Skip the pictures and quote all of the lines exactly.
------ SUPPLIED DATA
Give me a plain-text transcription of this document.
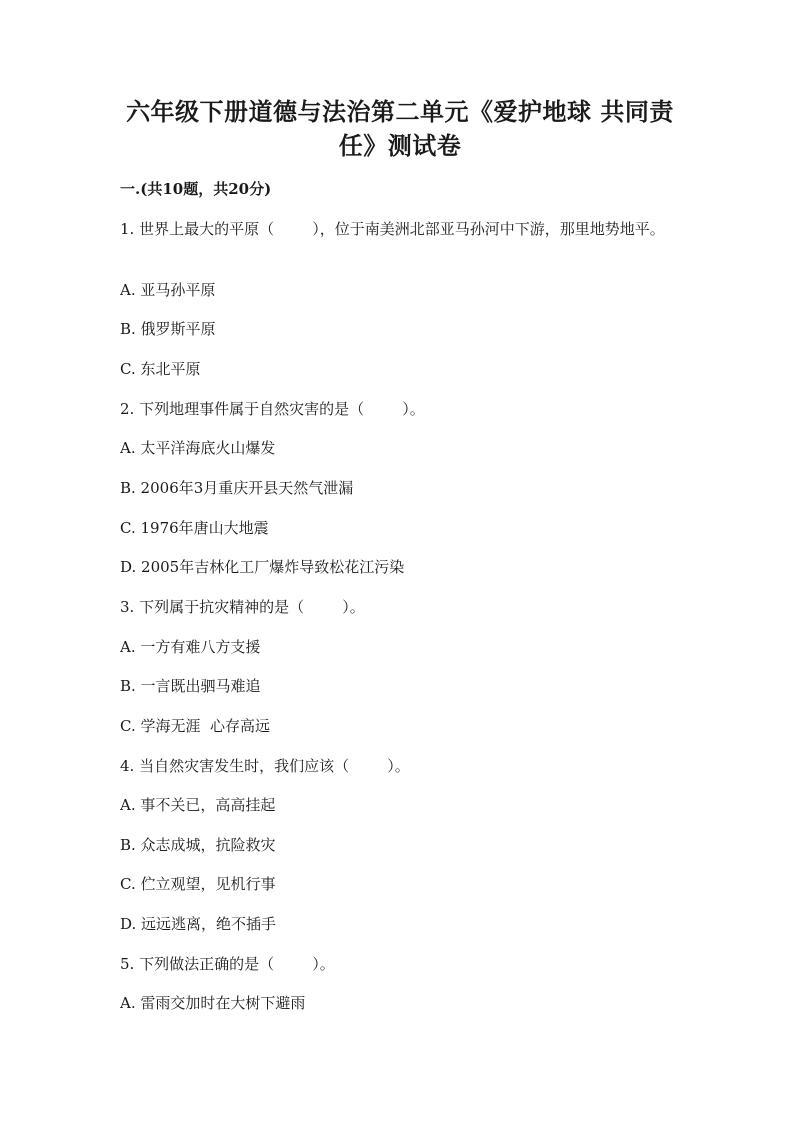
六年级下册道德与法治第二单元《爱护地球 共同责任》测试卷
一.(共10题，共20分)
1. 世界上最大的平原（        ），位于南美洲北部亚马孙河中下游，那里地势地平。
A. 亚马孙平原
B. 俄罗斯平原
C. 东北平原
2. 下列地理事件属于自然灾害的是（        ）。
A. 太平洋海底火山爆发
B. 2006年3月重庆开县天然气泄漏
C. 1976年唐山大地震
D. 2005年吉林化工厂爆炸导致松花江污染
3. 下列属于抗灾精神的是（        ）。
A. 一方有难八方支援
B. 一言既出驷马难追
C. 学海无涯  心存高远
4. 当自然灾害发生时，我们应该（        ）。
A. 事不关已，高高挂起
B. 众志成城，抗险救灾
C. 伫立观望，见机行事
D. 远远逃离，绝不插手
5. 下列做法正确的是（        ）。
A. 雷雨交加时在大树下避雨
------------
_ANSWER FOR THE TASK_.
Give me a plain-text transcription of this document.
六年级下册道德与法治第二单元《爱护地球 共同责任》测试卷
一.(共10题，共20分)
1. 世界上最大的平原（        ），位于南美洲北部亚马孙河中下游，那里地势地平。
A. 亚马孙平原
B. 俄罗斯平原
C. 东北平原
2. 下列地理事件属于自然灾害的是（        ）。
A. 太平洋海底火山爆发
B. 2006年3月重庆开县天然气泄漏
C. 1976年唐山大地震
D. 2005年吉林化工厂爆炸导致松花江污染
3. 下列属于抗灾精神的是（        ）。
A. 一方有难八方支援
B. 一言既出驷马难追
C. 学海无涯  心存高远
4. 当自然灾害发生时，我们应该（        ）。
A. 事不关已，高高挂起
B. 众志成城，抗险救灾
C. 伫立观望，见机行事
D. 远远逃离，绝不插手
5. 下列做法正确的是（        ）。
A. 雷雨交加时在大树下避雨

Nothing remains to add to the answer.